THE EXERCISE: Identify all lines of the data containing the string "year" and copy them.

MATERIAL SHOWN:
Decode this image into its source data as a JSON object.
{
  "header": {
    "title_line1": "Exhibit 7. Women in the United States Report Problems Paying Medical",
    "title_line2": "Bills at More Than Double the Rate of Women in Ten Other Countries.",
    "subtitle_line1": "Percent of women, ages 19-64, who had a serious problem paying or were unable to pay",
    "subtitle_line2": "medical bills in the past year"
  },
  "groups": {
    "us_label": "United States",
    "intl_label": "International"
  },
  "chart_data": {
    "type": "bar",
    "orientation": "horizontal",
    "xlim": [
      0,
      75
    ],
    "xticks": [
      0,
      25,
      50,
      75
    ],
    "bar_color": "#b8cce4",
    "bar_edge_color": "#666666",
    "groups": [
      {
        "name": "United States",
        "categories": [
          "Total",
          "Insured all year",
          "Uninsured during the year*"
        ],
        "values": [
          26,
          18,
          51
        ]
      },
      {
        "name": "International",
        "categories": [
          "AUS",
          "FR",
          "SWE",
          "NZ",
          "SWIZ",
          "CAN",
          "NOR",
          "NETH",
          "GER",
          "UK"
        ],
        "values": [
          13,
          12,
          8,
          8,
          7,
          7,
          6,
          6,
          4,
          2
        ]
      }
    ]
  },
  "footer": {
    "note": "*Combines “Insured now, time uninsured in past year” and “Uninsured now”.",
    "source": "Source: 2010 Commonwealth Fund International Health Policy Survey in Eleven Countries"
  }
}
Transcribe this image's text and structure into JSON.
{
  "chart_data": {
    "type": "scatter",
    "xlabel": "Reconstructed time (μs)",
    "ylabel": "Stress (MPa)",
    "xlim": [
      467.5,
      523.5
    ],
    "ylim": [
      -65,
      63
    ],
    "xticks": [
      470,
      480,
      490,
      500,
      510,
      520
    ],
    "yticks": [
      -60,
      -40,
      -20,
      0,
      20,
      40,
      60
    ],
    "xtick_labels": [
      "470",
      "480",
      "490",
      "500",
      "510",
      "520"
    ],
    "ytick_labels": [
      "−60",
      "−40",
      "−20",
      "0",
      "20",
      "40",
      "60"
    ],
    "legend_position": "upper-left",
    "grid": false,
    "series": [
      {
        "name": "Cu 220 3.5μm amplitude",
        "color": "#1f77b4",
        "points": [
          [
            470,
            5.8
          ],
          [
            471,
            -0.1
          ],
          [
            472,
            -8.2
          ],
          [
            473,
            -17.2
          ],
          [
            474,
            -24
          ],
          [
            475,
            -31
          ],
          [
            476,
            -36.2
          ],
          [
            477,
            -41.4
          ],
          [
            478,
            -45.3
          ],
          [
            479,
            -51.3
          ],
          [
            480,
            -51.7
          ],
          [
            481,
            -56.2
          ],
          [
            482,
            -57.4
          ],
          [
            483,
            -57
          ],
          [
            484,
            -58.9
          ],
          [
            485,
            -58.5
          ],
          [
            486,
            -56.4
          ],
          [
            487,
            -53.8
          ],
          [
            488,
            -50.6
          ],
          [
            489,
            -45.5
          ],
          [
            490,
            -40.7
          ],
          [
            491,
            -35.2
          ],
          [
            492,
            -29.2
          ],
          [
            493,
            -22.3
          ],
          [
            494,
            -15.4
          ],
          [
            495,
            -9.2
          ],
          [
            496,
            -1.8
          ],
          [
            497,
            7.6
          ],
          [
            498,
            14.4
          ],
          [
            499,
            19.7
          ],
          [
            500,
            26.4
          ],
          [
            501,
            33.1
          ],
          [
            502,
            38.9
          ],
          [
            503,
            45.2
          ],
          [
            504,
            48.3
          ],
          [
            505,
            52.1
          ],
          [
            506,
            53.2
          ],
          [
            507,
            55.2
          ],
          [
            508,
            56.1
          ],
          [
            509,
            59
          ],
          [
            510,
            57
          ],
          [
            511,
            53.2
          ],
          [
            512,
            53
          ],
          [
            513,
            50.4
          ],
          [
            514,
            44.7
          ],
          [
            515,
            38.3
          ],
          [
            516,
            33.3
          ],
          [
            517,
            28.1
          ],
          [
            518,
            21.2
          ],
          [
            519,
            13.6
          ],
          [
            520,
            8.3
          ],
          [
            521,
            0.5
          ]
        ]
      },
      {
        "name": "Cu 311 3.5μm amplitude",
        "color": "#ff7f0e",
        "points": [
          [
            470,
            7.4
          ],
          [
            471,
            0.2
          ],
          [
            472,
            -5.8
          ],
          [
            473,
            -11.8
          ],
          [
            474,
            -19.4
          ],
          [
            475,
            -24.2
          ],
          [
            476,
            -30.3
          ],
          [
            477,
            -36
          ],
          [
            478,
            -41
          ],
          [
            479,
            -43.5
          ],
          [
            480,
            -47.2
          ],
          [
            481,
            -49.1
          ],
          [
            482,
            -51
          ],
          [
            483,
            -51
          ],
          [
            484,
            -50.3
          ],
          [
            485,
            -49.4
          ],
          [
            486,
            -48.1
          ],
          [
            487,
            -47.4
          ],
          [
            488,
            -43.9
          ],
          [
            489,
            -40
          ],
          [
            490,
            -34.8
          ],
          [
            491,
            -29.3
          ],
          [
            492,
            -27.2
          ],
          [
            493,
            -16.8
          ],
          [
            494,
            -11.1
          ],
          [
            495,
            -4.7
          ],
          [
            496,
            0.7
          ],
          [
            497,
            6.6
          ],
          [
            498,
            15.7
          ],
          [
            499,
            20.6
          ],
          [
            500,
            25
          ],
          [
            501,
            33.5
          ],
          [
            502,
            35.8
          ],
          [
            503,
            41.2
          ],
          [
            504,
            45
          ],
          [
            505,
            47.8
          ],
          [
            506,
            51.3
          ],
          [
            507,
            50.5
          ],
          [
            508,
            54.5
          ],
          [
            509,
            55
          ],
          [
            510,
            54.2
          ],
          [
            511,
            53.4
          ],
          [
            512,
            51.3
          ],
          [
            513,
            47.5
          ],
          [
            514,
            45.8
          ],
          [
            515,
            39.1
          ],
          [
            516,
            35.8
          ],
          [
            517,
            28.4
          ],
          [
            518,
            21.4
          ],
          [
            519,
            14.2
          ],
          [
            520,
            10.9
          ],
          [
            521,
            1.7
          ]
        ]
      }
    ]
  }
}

RESULT OF THIS EXERCISE:
    "subtitle_line2": "medical bills in the past year"
          "Insured all year",
          "Uninsured during the year*"
    "note": "*Combines “Insured now, time uninsured in past year” and “Uninsured now”.",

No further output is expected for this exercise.